═════ Records for the task
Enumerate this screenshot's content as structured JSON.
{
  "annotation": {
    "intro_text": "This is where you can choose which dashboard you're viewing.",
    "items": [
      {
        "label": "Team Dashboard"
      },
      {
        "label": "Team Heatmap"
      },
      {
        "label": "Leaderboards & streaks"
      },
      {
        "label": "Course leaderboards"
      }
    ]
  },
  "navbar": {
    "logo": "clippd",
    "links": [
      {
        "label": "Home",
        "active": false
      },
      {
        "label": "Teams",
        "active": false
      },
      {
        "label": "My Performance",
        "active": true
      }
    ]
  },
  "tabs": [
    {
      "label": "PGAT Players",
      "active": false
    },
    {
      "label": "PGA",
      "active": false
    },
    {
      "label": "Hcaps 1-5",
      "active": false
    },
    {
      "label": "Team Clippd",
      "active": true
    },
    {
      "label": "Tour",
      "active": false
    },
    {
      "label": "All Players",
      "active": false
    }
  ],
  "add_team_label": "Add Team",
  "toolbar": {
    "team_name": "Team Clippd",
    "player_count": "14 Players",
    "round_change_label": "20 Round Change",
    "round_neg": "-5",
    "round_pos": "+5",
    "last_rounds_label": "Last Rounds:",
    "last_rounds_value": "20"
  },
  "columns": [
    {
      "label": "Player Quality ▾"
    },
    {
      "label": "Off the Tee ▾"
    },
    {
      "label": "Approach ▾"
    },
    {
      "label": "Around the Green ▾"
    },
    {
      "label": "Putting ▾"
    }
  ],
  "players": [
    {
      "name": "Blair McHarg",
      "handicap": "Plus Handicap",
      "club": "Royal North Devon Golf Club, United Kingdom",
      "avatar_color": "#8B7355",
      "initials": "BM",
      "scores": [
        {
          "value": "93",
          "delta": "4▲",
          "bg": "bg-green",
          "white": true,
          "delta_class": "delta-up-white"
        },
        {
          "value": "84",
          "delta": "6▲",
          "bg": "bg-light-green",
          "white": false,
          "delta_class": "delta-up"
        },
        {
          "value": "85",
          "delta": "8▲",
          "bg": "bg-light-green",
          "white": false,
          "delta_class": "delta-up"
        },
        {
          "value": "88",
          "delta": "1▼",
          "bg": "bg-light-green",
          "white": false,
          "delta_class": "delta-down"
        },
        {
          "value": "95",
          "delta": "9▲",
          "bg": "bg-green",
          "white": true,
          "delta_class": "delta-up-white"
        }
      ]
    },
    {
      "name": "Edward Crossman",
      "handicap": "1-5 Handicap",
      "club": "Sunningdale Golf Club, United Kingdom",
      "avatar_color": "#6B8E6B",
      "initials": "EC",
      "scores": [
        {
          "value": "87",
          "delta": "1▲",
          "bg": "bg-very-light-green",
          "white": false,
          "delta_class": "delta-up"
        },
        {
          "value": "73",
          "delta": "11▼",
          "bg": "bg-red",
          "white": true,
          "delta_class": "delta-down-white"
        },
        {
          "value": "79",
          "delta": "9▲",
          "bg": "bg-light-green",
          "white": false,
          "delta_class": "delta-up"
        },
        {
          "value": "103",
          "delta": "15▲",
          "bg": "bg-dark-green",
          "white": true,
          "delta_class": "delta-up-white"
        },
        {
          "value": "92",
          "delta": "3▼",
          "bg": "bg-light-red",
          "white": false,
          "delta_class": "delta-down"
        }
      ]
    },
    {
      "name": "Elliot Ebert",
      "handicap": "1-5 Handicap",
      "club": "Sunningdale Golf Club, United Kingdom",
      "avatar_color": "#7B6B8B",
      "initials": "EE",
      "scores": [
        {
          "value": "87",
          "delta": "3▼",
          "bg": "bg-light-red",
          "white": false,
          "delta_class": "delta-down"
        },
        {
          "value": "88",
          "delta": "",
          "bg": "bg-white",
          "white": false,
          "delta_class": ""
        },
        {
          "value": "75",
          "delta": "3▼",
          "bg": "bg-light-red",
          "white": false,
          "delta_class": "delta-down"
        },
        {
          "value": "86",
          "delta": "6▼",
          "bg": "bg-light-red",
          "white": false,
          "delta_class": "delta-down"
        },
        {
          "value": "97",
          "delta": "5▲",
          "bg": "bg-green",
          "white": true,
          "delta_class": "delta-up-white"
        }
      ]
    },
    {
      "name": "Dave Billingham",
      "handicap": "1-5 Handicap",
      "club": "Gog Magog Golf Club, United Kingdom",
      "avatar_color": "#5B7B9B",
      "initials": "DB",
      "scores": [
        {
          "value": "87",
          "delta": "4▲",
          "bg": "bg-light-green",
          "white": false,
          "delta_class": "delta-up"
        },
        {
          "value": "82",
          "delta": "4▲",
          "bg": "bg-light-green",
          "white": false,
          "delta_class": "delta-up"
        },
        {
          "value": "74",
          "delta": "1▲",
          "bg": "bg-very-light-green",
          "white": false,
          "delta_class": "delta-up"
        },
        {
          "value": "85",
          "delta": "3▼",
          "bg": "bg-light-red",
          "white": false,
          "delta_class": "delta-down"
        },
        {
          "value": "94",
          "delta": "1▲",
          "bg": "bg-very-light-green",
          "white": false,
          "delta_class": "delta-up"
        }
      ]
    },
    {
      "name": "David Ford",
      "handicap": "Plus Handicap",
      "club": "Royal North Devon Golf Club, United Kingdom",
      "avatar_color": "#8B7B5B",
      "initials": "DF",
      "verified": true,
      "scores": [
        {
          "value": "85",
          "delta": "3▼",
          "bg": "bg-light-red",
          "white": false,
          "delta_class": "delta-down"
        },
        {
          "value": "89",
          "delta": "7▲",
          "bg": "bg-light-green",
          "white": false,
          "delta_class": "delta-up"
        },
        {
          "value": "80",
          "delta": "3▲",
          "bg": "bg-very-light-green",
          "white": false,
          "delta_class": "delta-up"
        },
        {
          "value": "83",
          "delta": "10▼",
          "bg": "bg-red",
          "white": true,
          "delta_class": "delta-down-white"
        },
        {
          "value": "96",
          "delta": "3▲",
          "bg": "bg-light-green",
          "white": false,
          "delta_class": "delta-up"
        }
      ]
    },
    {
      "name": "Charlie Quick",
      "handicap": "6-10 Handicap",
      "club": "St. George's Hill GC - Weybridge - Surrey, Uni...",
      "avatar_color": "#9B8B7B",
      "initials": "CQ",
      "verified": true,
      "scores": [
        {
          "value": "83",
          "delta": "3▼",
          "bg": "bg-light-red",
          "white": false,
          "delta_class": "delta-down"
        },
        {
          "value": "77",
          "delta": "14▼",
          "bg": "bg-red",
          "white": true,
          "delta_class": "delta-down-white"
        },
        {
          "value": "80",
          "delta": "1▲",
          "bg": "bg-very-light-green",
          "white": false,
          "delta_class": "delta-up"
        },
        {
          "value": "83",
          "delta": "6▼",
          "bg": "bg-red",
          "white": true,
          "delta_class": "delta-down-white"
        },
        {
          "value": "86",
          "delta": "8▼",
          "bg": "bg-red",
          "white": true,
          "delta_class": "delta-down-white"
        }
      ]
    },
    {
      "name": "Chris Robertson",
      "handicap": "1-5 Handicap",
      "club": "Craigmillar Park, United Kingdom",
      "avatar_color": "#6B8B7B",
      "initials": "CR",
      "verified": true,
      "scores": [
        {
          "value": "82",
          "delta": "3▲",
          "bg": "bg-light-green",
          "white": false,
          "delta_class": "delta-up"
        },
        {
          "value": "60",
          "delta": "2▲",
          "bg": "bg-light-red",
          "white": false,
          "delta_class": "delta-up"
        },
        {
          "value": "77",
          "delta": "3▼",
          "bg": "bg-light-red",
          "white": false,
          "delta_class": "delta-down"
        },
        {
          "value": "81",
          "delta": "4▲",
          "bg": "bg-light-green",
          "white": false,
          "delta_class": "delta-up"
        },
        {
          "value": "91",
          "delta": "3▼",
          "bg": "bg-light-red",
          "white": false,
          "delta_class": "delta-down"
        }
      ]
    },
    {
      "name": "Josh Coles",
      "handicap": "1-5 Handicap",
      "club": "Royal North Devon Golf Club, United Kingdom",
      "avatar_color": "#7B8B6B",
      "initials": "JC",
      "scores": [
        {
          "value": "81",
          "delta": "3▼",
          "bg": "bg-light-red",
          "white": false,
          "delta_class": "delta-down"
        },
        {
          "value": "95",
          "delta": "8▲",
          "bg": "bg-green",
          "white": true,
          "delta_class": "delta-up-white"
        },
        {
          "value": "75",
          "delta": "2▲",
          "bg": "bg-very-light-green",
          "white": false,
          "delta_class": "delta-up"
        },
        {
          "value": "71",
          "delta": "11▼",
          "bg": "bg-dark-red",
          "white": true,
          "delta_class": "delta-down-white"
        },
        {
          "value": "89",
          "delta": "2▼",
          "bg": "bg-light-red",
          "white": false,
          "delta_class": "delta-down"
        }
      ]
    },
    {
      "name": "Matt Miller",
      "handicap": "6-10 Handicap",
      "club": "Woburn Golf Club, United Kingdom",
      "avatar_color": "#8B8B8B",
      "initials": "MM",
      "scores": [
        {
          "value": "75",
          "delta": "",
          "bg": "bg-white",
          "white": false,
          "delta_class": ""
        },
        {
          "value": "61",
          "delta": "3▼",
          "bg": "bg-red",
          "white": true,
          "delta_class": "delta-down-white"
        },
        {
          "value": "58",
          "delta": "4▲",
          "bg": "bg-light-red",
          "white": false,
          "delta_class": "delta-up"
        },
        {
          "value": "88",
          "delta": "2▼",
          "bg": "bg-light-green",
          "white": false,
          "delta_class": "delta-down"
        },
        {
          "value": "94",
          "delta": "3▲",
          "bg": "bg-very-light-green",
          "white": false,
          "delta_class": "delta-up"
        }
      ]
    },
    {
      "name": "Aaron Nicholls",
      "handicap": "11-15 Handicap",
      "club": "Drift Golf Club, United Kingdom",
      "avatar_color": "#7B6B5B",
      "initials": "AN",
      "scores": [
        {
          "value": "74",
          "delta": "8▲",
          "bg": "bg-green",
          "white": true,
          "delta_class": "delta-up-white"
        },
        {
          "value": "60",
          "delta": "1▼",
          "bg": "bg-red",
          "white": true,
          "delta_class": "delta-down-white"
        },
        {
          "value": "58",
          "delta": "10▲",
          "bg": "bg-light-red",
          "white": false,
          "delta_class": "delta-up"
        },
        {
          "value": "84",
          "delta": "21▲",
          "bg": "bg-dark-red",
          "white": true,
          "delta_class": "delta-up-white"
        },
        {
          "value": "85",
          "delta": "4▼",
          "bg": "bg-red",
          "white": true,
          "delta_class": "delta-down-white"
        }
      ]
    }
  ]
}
══════════
• Short exercise: Going through the lines above one by one, tally those with the word "initials" and give only the total.

• Written reply: 10